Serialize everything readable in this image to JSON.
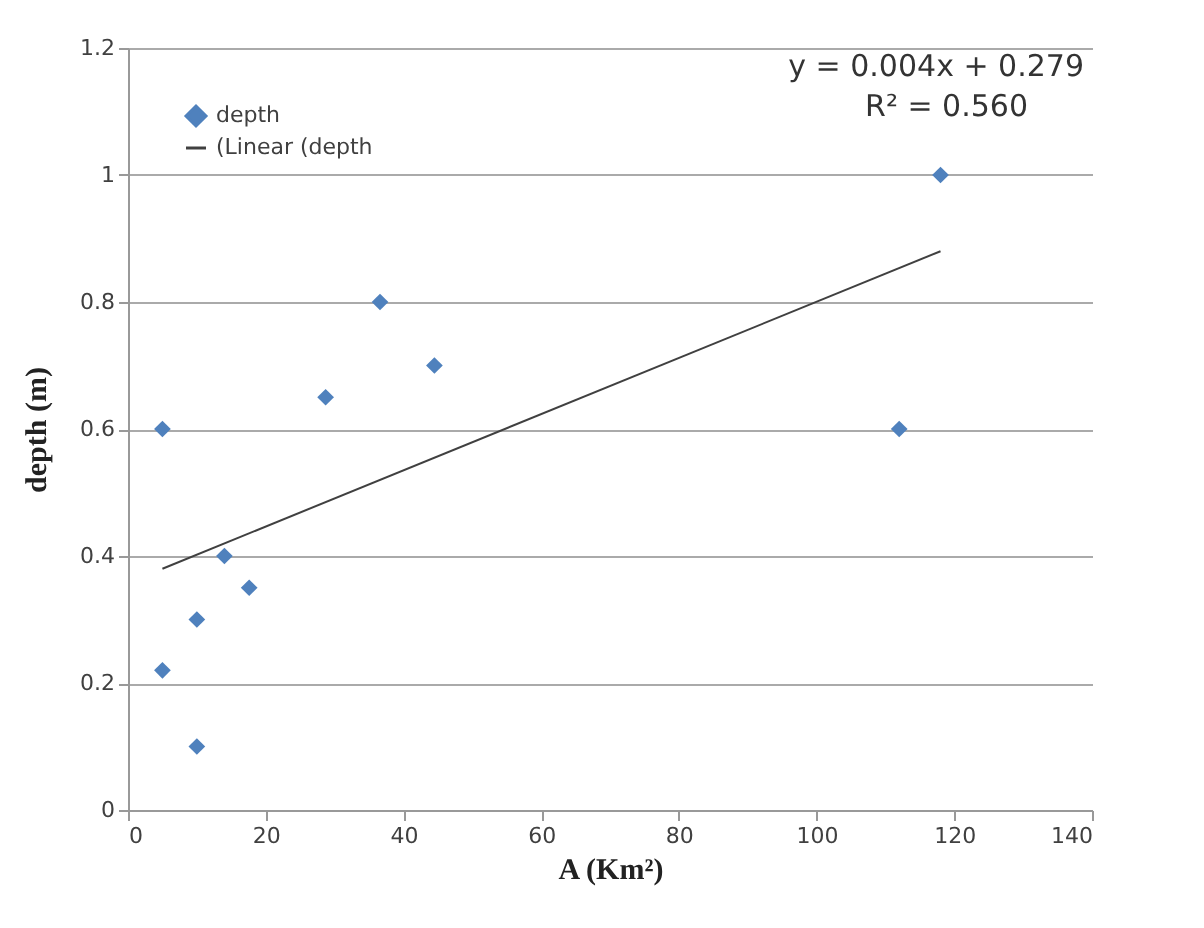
{
  "chart_data": {
    "type": "scatter",
    "xlabel": "A (Km²)",
    "ylabel": "depth (m)",
    "xlim": [
      0,
      140
    ],
    "xticks": [
      0,
      20,
      40,
      60,
      80,
      100,
      120,
      140
    ],
    "ylim": [
      0,
      1.2
    ],
    "yticks": [
      0,
      0.2,
      0.4,
      0.6,
      0.8,
      1,
      1.2
    ],
    "grid": "y",
    "legend": "top left",
    "annotations": [
      "y = 0.004x + 0.279",
      "R² = 0.560"
    ],
    "series": [
      {
        "name": "depth",
        "marker": "diamond",
        "color": "#4f81bd",
        "x": [
          5,
          5,
          10,
          10,
          14,
          17.6,
          28.7,
          36.6,
          44.5,
          112,
          118
        ],
        "values": [
          0.6,
          0.22,
          0.1,
          0.3,
          0.4,
          0.35,
          0.65,
          0.8,
          0.7,
          0.6,
          1.0
        ]
      },
      {
        "name": "(Linear (depth",
        "type": "line",
        "marker": "none",
        "color": "#404040",
        "x": [
          5,
          118
        ],
        "values": [
          0.38,
          0.88
        ]
      }
    ]
  }
}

> **Exercise requirements**:
Using the material above, set down every line exactly, but skip the pictures.

> **Answer for the task**:
Serialize everything readable in this image to JSON.
{
  "chart_data": {
    "type": "scatter",
    "xlabel": "A (Km²)",
    "ylabel": "depth (m)",
    "xlim": [
      0,
      140
    ],
    "xticks": [
      0,
      20,
      40,
      60,
      80,
      100,
      120,
      140
    ],
    "ylim": [
      0,
      1.2
    ],
    "yticks": [
      0,
      0.2,
      0.4,
      0.6,
      0.8,
      1,
      1.2
    ],
    "grid": "y",
    "legend": "top left",
    "annotations": [
      "y = 0.004x + 0.279",
      "R² = 0.560"
    ],
    "series": [
      {
        "name": "depth",
        "marker": "diamond",
        "color": "#4f81bd",
        "x": [
          5,
          5,
          10,
          10,
          14,
          17.6,
          28.7,
          36.6,
          44.5,
          112,
          118
        ],
        "values": [
          0.6,
          0.22,
          0.1,
          0.3,
          0.4,
          0.35,
          0.65,
          0.8,
          0.7,
          0.6,
          1.0
        ]
      },
      {
        "name": "(Linear (depth",
        "type": "line",
        "marker": "none",
        "color": "#404040",
        "x": [
          5,
          118
        ],
        "values": [
          0.38,
          0.88
        ]
      }
    ]
  }
}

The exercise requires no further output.